● INSTRUCTION: List all the lines in these records that hold "WOOD".

● STORED RECORDS:
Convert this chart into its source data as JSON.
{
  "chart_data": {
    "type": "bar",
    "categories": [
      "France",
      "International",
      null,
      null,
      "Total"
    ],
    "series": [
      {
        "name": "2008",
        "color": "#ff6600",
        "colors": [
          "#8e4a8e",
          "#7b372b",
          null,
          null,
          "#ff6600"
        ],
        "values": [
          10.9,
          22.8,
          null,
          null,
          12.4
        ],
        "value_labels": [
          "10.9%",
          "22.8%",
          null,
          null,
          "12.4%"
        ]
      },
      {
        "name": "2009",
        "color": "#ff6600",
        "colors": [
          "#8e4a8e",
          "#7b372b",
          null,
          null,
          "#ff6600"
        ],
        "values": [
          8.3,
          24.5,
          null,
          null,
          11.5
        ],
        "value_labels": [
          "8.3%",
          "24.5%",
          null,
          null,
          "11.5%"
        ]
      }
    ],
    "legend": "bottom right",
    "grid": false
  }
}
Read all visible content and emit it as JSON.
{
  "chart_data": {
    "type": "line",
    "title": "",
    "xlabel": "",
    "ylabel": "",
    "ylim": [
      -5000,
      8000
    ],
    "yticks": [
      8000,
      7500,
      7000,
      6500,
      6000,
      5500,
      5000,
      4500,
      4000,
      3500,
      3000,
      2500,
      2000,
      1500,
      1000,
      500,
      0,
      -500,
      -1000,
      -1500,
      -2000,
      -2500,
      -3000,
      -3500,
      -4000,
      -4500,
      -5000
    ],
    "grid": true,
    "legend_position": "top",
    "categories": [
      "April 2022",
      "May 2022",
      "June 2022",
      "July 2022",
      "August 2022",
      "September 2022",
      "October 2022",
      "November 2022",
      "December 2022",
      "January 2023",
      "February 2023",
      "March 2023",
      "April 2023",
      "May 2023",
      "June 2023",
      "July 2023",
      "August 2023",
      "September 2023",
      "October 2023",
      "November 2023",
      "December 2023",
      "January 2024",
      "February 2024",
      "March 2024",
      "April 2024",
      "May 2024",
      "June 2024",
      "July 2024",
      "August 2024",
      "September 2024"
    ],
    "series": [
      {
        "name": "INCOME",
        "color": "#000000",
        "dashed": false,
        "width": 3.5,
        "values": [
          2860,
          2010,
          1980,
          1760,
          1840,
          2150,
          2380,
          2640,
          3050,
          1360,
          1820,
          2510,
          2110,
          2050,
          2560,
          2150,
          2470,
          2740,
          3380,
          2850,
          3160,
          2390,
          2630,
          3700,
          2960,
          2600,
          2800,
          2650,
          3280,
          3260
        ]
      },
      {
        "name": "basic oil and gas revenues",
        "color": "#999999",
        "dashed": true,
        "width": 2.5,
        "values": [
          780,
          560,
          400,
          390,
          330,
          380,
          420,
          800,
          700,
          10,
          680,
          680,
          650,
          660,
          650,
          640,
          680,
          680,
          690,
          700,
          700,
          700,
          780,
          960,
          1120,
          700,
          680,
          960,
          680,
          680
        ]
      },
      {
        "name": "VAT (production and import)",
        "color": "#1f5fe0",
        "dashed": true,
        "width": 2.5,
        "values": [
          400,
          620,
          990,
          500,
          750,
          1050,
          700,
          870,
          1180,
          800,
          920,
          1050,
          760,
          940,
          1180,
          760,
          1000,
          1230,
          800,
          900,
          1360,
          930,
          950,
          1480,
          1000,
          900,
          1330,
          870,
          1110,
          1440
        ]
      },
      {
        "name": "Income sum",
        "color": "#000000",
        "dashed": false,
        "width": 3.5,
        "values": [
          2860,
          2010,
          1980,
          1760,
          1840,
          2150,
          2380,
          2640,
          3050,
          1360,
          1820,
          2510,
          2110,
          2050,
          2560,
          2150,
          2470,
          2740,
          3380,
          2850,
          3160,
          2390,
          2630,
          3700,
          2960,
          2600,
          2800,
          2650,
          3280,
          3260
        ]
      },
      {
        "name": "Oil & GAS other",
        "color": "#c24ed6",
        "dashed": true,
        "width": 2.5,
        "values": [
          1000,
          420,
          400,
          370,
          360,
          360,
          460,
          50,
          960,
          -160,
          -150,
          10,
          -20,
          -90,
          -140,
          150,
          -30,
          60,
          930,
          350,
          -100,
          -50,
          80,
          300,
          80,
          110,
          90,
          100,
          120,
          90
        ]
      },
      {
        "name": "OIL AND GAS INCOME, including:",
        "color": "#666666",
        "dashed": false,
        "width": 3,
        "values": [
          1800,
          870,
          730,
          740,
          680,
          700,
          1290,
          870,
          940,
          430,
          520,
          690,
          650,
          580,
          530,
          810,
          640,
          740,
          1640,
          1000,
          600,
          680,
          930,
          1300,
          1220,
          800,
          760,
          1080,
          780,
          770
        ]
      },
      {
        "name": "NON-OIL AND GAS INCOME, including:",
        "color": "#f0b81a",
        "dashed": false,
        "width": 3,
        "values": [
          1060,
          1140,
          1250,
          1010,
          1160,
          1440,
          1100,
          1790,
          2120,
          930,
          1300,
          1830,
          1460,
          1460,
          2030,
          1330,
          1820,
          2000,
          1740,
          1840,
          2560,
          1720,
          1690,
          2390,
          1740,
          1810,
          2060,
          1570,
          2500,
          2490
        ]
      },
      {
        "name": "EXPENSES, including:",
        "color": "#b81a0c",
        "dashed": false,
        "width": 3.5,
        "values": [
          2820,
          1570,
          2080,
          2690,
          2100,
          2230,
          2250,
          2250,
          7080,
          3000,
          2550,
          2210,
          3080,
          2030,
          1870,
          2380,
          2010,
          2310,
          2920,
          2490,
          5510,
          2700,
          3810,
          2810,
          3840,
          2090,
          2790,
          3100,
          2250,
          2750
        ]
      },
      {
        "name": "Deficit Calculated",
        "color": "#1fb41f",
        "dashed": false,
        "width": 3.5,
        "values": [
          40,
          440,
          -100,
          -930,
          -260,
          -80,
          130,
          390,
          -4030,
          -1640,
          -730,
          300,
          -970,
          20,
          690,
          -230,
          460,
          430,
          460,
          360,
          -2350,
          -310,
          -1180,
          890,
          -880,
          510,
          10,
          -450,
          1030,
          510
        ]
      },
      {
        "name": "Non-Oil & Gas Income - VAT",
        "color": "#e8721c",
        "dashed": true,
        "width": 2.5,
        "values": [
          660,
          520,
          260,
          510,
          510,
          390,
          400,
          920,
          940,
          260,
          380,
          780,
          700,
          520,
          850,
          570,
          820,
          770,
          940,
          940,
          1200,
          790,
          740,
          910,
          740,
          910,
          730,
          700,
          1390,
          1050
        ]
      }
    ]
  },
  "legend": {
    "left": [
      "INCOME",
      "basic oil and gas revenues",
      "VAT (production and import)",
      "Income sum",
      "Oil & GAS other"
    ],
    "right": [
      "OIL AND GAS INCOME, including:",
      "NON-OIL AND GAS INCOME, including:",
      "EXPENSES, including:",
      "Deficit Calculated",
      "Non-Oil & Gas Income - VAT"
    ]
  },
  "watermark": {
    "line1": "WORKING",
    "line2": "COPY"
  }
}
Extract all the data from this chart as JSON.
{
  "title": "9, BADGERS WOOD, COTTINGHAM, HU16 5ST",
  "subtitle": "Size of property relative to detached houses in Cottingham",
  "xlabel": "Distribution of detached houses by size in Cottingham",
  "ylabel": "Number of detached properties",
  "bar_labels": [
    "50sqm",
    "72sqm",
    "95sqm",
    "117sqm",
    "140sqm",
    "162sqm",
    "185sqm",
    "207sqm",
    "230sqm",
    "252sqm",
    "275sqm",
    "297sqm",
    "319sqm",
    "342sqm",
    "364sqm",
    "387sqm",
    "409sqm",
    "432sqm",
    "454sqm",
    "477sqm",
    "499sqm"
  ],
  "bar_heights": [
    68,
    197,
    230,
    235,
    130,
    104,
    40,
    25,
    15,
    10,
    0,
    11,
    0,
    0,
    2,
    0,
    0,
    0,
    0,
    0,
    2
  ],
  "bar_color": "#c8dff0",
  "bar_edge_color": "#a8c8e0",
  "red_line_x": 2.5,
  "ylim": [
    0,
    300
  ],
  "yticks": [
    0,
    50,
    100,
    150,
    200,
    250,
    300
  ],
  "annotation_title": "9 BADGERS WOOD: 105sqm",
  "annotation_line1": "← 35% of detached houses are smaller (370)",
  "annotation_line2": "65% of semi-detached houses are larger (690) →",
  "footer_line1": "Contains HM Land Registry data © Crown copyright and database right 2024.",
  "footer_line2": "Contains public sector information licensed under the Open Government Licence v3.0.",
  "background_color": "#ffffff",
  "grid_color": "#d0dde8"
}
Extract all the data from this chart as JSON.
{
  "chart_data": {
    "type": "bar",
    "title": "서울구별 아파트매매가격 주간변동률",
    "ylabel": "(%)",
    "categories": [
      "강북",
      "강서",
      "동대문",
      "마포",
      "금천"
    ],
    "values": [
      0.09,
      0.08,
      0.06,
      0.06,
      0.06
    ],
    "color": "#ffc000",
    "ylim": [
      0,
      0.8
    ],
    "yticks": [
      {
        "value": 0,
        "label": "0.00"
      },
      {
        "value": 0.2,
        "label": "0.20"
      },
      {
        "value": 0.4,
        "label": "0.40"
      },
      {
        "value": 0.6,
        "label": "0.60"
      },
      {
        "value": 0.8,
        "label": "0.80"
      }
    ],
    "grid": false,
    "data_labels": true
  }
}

● WORKED ANSWER:
  "title": "9, BADGERS WOOD, COTTINGHAM, HU16 5ST",
  "annotation_title": "9 BADGERS WOOD: 105sqm",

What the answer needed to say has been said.